### REQUIRED WORK
According to the Warship review, what name did the captured Russian battleship Orel receive in Japanese service? Please answer in a few words.

### GIVEN PASSAGE
This edition of Warship contains ten main articles, a sizable collection of book reviews, some smaller ship notes and a collection of photographs. The main articles cover an impressively wide range of topics.

Three cover the Imperial Japanese Navy and look at two extremes – we start with a look at the early history of the two 16in gun battleships Nagato and Mutsu looking at their original design, before the later modifications into the more familiar Second World War forms. At the other end we look at two classes of escort destroyers built towards the end of the Second World War, when the Japanese Navy finally realised that it needed large numbers of escort ships instead of a small number of the best possible ships. In the middle is an attempt to work out exactly what changes the Japanese made to the Russian battleship Orel, captured during the Russian-Japanese War and taken into Japanese service as the Iwami. This shows the advantage of going back to original contemporary documents and clears up some of the disagreement between published works.

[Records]
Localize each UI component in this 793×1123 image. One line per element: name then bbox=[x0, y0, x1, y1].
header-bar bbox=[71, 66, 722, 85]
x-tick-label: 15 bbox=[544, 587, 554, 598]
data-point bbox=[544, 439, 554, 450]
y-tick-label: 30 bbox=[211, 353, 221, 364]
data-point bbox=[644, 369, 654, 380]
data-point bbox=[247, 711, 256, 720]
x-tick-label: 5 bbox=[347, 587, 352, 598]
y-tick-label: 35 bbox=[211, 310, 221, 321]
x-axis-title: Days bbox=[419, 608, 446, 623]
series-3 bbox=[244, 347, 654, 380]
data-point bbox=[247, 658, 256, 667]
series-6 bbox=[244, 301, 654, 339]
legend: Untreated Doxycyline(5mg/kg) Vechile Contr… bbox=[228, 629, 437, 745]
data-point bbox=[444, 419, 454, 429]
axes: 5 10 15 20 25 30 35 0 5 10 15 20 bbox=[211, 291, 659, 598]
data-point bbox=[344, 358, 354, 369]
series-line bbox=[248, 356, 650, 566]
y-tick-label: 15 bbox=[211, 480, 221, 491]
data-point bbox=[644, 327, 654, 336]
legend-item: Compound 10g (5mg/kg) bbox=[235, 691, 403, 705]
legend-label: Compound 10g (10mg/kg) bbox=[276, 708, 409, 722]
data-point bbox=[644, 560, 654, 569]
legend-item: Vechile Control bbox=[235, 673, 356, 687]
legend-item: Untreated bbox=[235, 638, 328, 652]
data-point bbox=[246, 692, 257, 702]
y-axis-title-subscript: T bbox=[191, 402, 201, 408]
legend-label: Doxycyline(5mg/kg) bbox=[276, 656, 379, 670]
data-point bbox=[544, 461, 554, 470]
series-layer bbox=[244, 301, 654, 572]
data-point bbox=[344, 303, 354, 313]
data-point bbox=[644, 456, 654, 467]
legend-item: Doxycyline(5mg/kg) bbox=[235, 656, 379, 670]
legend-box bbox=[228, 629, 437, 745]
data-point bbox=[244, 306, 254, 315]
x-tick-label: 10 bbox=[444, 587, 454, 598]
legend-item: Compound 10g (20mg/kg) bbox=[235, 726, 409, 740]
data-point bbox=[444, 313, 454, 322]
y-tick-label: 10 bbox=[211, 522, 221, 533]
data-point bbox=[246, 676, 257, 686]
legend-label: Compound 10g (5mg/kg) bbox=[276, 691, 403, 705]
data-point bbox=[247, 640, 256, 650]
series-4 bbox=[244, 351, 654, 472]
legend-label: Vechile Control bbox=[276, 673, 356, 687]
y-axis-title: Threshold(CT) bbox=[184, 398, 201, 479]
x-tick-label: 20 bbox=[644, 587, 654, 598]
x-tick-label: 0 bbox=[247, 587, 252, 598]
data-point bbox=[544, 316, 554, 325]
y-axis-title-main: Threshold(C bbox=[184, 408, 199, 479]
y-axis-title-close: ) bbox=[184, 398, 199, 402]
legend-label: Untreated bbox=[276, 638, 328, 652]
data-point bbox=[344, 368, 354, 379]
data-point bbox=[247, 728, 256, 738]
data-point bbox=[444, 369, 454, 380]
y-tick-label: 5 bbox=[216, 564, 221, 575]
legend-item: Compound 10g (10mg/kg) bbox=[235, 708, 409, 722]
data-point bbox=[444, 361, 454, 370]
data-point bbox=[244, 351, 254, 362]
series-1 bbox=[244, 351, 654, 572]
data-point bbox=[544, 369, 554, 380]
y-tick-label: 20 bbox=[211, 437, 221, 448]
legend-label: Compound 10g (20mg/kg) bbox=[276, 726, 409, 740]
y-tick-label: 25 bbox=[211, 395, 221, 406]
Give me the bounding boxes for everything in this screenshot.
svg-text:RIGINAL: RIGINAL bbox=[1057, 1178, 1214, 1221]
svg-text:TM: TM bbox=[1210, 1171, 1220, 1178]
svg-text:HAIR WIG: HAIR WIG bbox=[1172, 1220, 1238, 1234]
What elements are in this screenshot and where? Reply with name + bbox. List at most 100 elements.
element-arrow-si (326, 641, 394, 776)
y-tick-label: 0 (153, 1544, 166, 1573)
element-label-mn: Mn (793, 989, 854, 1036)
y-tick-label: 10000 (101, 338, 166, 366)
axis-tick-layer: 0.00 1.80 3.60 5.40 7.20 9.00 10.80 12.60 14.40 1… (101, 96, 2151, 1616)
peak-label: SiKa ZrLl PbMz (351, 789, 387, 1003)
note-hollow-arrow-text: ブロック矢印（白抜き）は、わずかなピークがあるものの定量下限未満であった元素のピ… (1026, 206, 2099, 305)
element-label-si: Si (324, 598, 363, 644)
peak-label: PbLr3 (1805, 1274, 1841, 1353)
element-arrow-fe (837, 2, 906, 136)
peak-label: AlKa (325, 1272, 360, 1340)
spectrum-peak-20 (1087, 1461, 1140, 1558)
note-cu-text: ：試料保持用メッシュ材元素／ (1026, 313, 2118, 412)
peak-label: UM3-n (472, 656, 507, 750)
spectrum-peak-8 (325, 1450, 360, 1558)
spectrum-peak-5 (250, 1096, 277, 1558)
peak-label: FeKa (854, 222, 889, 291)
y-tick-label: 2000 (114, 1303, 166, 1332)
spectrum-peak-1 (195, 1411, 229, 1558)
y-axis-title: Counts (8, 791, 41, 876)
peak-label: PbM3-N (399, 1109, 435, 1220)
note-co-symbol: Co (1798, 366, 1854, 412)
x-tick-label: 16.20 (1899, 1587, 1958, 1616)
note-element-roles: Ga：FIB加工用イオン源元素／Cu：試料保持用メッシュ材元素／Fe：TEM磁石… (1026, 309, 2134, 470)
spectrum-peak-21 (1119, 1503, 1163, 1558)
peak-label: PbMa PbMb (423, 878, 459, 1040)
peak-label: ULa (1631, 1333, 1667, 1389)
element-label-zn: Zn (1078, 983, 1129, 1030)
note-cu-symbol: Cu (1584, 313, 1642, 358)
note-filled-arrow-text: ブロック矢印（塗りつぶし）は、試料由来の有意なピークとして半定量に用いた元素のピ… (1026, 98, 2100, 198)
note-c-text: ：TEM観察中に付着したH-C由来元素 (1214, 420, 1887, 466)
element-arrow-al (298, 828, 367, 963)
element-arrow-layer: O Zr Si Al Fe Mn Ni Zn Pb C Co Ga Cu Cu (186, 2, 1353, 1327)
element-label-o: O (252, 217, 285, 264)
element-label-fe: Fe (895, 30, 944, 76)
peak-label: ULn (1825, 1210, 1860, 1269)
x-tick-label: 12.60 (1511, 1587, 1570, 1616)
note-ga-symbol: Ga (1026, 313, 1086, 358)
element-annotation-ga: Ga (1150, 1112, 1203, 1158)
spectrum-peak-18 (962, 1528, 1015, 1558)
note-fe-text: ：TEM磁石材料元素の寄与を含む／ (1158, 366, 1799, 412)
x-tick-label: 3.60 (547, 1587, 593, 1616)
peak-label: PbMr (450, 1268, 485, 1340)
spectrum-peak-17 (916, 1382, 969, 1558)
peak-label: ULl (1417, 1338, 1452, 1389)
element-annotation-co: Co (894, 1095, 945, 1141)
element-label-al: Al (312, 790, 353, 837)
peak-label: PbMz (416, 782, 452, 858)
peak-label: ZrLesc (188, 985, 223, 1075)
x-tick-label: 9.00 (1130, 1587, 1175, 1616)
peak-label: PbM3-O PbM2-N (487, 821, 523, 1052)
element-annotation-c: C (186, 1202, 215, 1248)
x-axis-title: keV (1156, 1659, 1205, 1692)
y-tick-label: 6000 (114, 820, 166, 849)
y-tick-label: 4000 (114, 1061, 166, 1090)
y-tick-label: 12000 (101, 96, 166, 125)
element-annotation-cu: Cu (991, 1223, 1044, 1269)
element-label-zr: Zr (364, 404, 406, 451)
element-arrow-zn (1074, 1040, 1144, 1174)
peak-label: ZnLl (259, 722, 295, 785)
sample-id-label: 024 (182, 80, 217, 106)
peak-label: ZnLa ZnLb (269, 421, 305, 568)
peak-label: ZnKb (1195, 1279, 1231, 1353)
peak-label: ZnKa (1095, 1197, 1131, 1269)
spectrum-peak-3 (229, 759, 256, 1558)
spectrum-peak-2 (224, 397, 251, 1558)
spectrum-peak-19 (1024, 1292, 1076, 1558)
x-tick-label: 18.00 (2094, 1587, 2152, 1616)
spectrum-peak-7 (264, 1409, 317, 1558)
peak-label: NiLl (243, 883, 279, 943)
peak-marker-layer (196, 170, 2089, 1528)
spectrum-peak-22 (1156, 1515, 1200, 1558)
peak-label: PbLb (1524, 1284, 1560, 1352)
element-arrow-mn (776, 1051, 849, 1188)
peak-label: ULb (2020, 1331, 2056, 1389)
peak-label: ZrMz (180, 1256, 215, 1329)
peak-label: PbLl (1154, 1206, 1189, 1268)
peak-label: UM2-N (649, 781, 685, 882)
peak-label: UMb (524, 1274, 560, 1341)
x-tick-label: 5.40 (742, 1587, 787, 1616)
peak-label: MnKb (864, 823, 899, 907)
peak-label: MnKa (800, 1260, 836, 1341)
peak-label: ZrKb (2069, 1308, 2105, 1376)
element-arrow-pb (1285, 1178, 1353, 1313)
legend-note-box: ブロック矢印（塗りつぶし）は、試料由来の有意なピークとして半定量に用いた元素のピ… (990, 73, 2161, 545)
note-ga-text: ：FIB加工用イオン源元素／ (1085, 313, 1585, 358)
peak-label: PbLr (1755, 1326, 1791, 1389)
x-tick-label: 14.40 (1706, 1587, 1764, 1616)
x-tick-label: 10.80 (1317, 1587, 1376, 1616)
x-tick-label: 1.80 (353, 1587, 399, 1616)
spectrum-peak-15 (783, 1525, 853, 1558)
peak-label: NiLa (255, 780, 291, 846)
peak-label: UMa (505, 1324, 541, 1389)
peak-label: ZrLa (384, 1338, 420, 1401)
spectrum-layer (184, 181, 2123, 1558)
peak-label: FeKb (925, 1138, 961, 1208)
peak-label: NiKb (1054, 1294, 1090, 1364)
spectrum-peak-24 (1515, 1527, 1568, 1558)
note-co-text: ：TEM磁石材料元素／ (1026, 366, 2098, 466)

### SOLUTION TO THE EXERCISE
Iwami